Task instructions: Reproduce every entry in the listing without alteration.

Records shown:
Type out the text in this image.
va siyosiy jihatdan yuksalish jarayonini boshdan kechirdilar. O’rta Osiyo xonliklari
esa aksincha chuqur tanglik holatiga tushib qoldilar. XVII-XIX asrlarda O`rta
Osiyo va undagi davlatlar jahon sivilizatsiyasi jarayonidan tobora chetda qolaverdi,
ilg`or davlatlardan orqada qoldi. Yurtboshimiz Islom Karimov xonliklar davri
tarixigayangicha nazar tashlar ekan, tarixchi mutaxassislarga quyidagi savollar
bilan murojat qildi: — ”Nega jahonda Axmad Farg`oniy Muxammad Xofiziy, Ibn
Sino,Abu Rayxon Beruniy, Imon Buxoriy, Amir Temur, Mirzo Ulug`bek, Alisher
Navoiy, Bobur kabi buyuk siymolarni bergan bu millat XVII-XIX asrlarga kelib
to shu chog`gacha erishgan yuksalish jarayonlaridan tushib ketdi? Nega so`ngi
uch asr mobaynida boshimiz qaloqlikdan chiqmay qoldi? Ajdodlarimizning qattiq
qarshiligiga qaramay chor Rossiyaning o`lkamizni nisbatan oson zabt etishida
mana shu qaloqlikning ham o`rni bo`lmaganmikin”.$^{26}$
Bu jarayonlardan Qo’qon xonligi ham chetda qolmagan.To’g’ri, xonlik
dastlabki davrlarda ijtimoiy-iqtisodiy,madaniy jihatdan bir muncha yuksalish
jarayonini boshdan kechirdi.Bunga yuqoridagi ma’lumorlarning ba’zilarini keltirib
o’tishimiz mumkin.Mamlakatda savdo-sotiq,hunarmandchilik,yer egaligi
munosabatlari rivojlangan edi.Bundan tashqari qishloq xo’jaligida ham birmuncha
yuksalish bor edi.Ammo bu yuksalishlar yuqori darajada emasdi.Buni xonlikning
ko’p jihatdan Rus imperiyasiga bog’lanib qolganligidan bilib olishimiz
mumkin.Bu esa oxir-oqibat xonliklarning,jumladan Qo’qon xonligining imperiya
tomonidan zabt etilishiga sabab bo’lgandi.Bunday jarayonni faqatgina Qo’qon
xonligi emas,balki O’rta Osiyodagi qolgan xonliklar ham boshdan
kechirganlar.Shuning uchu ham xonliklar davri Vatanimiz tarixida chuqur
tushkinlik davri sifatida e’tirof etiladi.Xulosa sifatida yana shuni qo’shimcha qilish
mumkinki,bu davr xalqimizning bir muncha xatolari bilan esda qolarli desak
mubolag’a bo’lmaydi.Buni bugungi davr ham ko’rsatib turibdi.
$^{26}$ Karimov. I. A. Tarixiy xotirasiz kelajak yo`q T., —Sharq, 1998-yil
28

Correct output:
Type out the text in this image.
va siyosiy jihatdan yuksalish jarayonini boshdan kechirdilar. O’rta Osiyo xonliklari
esa aksincha chuqur tanglik holatiga tushib qoldilar. XVII-XIX asrlarda O`rta
Osiyo va undagi davlatlar jahon sivilizatsiyasi jarayonidan tobora chetda qolaverdi,
ilg`or davlatlardan orqada qoldi. Yurtboshimiz Islom Karimov xonliklar davri
tarixigayangicha nazar tashlar ekan, tarixchi mutaxassislarga quyidagi savollar
bilan murojat qildi: — ”Nega jahonda Axmad Farg`oniy Muxammad Xofiziy, Ibn
Sino,Abu Rayxon Beruniy, Imon Buxoriy, Amir Temur, Mirzo Ulug`bek, Alisher
Navoiy, Bobur kabi buyuk siymolarni bergan bu millat XVII-XIX asrlarga kelib
to shu chog`gacha erishgan yuksalish jarayonlaridan tushib ketdi? Nega so`ngi
uch asr mobaynida boshimiz qaloqlikdan chiqmay qoldi? Ajdodlarimizning qattiq
qarshiligiga qaramay chor Rossiyaning o`lkamizni nisbatan oson zabt etishida
mana shu qaloqlikning ham o`rni bo`lmaganmikin”.$^{26}$
Bu jarayonlardan Qo’qon xonligi ham chetda qolmagan.To’g’ri, xonlik
dastlabki davrlarda ijtimoiy-iqtisodiy,madaniy jihatdan bir muncha yuksalish
jarayonini boshdan kechirdi.Bunga yuqoridagi ma’lumorlarning ba’zilarini keltirib
o’tishimiz mumkin.Mamlakatda savdo-sotiq,hunarmandchilik,yer egaligi
munosabatlari rivojlangan edi.Bundan tashqari qishloq xo’jaligida ham birmuncha
yuksalish bor edi.Ammo bu yuksalishlar yuqori darajada emasdi.Buni xonlikning
ko’p jihatdan Rus imperiyasiga bog’lanib qolganligidan bilib olishimiz
mumkin.Bu esa oxir-oqibat xonliklarning,jumladan Qo’qon xonligining imperiya
tomonidan zabt etilishiga sabab bo’lgandi.Bunday jarayonni faqatgina Qo’qon
xonligi emas,balki O’rta Osiyodagi qolgan xonliklar ham boshdan
kechirganlar.Shuning uchu ham xonliklar davri Vatanimiz tarixida chuqur
tushkinlik davri sifatida e’tirof etiladi.Xulosa sifatida yana shuni qo’shimcha qilish
mumkinki,bu davr xalqimizning bir muncha xatolari bilan esda qolarli desak
mubolag’a bo’lmaydi.Buni bugungi davr ham ko’rsatib turibdi.
$^{26}$ Karimov. I. A. Tarixiy xotirasiz kelajak yo`q T., —Sharq, 1998-yil
28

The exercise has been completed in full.